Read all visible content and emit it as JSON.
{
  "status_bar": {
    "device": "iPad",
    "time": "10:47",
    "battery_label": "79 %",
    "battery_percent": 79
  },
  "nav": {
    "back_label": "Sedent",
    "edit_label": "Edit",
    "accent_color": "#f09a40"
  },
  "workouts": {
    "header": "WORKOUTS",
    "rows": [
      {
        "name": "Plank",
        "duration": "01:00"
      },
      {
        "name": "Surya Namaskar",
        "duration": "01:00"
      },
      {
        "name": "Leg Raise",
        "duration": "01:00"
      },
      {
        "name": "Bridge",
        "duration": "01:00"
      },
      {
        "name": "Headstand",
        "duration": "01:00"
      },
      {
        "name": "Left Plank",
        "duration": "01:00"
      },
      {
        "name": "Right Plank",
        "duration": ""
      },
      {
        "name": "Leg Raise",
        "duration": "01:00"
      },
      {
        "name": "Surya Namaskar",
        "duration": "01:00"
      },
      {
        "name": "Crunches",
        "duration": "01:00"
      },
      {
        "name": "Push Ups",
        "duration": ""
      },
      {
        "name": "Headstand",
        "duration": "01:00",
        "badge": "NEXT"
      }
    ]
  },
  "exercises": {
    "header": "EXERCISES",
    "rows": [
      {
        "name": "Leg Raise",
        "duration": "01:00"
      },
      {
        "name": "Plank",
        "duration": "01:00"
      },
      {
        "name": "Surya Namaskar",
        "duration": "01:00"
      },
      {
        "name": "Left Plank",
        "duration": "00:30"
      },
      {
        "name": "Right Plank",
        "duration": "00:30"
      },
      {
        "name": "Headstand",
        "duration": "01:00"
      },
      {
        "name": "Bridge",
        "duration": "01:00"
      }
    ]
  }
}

┄┄┄┄┄┄┄┄┄┄┄┄┄┄┄┄┄┄┄┄

Restate each of the entries above verbatim.

Read all visible content and emit it as JSON.
{
  "status_bar": {
    "device": "iPad",
    "time": "10:47",
    "battery_label": "79 %",
    "battery_percent": 79
  },
  "nav": {
    "back_label": "Sedent",
    "edit_label": "Edit",
    "accent_color": "#f09a40"
  },
  "workouts": {
    "header": "WORKOUTS",
    "rows": [
      {
        "name": "Plank",
        "duration": "01:00"
      },
      {
        "name": "Surya Namaskar",
        "duration": "01:00"
      },
      {
        "name": "Leg Raise",
        "duration": "01:00"
      },
      {
        "name": "Bridge",
        "duration": "01:00"
      },
      {
        "name": "Headstand",
        "duration": "01:00"
      },
      {
        "name": "Left Plank",
        "duration": "01:00"
      },
      {
        "name": "Right Plank",
        "duration": ""
      },
      {
        "name": "Leg Raise",
        "duration": "01:00"
      },
      {
        "name": "Surya Namaskar",
        "duration": "01:00"
      },
      {
        "name": "Crunches",
        "duration": "01:00"
      },
      {
        "name": "Push Ups",
        "duration": ""
      },
      {
        "name": "Headstand",
        "duration": "01:00",
        "badge": "NEXT"
      }
    ]
  },
  "exercises": {
    "header": "EXERCISES",
    "rows": [
      {
        "name": "Leg Raise",
        "duration": "01:00"
      },
      {
        "name": "Plank",
        "duration": "01:00"
      },
      {
        "name": "Surya Namaskar",
        "duration": "01:00"
      },
      {
        "name": "Left Plank",
        "duration": "00:30"
      },
      {
        "name": "Right Plank",
        "duration": "00:30"
      },
      {
        "name": "Headstand",
        "duration": "01:00"
      },
      {
        "name": "Bridge",
        "duration": "01:00"
      }
    ]
  }
}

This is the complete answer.